DOCUMENT SEGMENT ::
Start of Block
Jewelry of the Times: A History

Explore the beginnings of jewelry, and how it’s evolved to be a staple in today’s culture.


Addison Pirkl

Jewelry has been around for thousands of years, and over time, its adaptation has been prominent throughout the centuries.

The first trace of what archaeologists considered ‘jewelry’ was found in Bizmoune Cave, Morocco through 2014-2018. The 33 shell beads they uncovered seemed to be anywhere from 142,000 to 150,000 years old, with indents that implied they had once been strung together and worn by people who once lived in the area (ARTnews).
Some of the earliest traces of jewelry were discovered in the Mediterranean. These amulets, crowns, headdresses, rings, pins, earrings, and seals were simple, but scientists believe that the people who wore them believed they would benefit with luck, de-stressing, love, etc., from the crystals, stones, floral decorations, and stars placed and engraved into the pieces (IGS).
The Egyptians, Greeks, Romans, early people of the Crusades Wars, and countries like the ones in the Mediterranean and the Byzantine Empire are huge factors when it comes to understanding the history of jewelry.
Egyptians wore talismans, bracelets, and amulets much like the people of the Mediterranean. They implemented gemstones, bones, and glass into their work.
End of Block
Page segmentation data
Start of Block
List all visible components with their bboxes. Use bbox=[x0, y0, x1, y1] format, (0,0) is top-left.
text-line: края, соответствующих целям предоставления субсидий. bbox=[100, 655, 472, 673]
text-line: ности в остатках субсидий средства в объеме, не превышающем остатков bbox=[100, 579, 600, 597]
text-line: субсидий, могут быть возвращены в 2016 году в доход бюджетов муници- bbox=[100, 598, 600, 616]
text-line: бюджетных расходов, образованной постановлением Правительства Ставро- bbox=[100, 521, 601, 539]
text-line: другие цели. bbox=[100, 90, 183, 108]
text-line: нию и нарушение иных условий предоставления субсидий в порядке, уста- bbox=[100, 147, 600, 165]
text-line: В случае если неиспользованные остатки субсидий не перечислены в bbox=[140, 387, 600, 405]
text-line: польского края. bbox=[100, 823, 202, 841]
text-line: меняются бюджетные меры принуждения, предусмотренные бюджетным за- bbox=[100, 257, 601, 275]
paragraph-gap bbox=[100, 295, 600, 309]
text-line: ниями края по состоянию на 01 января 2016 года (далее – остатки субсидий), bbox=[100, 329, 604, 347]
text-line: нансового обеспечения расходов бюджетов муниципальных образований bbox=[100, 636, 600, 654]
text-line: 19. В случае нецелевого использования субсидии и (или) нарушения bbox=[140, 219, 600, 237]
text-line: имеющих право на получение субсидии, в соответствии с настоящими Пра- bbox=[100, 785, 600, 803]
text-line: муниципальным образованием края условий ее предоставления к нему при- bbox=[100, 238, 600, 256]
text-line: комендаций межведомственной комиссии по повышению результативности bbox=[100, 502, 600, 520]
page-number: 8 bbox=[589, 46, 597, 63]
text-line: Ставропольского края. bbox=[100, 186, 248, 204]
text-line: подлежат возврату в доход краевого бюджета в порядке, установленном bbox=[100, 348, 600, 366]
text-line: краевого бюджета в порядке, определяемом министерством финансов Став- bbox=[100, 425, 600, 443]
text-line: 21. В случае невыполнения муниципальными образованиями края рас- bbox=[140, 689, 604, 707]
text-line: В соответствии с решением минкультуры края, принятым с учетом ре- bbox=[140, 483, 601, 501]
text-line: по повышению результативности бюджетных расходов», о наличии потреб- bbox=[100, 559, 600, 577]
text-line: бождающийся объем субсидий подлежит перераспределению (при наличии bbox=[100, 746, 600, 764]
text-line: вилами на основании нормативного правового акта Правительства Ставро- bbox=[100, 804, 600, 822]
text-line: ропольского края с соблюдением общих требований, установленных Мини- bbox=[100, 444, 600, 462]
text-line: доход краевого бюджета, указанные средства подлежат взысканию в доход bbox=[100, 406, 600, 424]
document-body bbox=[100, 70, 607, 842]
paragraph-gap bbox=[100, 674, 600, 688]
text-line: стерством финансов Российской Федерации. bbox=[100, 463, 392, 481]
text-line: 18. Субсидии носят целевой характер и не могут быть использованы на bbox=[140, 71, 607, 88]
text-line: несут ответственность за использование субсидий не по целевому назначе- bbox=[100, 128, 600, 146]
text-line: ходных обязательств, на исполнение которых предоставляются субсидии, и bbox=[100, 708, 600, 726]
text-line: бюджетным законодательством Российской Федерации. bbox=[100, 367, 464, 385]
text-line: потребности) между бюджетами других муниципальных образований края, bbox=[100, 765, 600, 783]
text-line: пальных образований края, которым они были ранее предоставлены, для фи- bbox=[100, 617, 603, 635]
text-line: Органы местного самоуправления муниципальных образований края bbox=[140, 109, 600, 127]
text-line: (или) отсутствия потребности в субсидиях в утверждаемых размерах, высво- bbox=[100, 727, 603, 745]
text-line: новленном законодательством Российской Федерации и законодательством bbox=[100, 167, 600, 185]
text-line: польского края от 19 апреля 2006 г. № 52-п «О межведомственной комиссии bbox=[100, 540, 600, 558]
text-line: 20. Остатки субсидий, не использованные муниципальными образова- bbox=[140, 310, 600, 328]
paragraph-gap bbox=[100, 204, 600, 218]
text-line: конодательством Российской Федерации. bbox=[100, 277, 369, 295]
End of Block
EXERCISE TASKS ::
a: Answer these questions from the jewelry history article:
(i) In what place did archaeologists find the first trace of what they considered jewelry?
(ii) In what region were some of the earliest traces of jewelry discovered?
(iii) What materials did the Egyptians use in their work?
b: Continue the jewelry history article from its last sentence.

ANSWERS IN ORDER ::
a:
(i) Bizmoune Cave, Morocco
(ii) The Mediterranean
(iii) Gemstones, bones, and glass

b:
The Greeks introduced Greek Mythology, such as Gods and Goddesses into their crowns, hairpins, brooches, and all other types of jewelry. The pieces combined gemstones from the East and the gold of the Etruscans.
The Romans believed, that the gemstones they discovered were to be treated with respect that matched closely with their beliefs of myth and magic throughout their history.
The people of the Crusades Wars caused the primary growth, trade, and mix of jewelry from all sides, introducing new ideas to the Europeans, where Neathandral jewelry had once been originally found.

The Byzantine Empire had the richest traditions in jewelry that no other had ever seen. This Empire mixed Egyptian, Greek, Russian, North African, and the Near East’s tastes of jewelry into thousands of bright colors and symbolism that lasted through the Middle Age. When the Byzantine Empire fell with Rome, their ideas of jewelry had already spread into Europe and continued to flourish throughout history (IGS).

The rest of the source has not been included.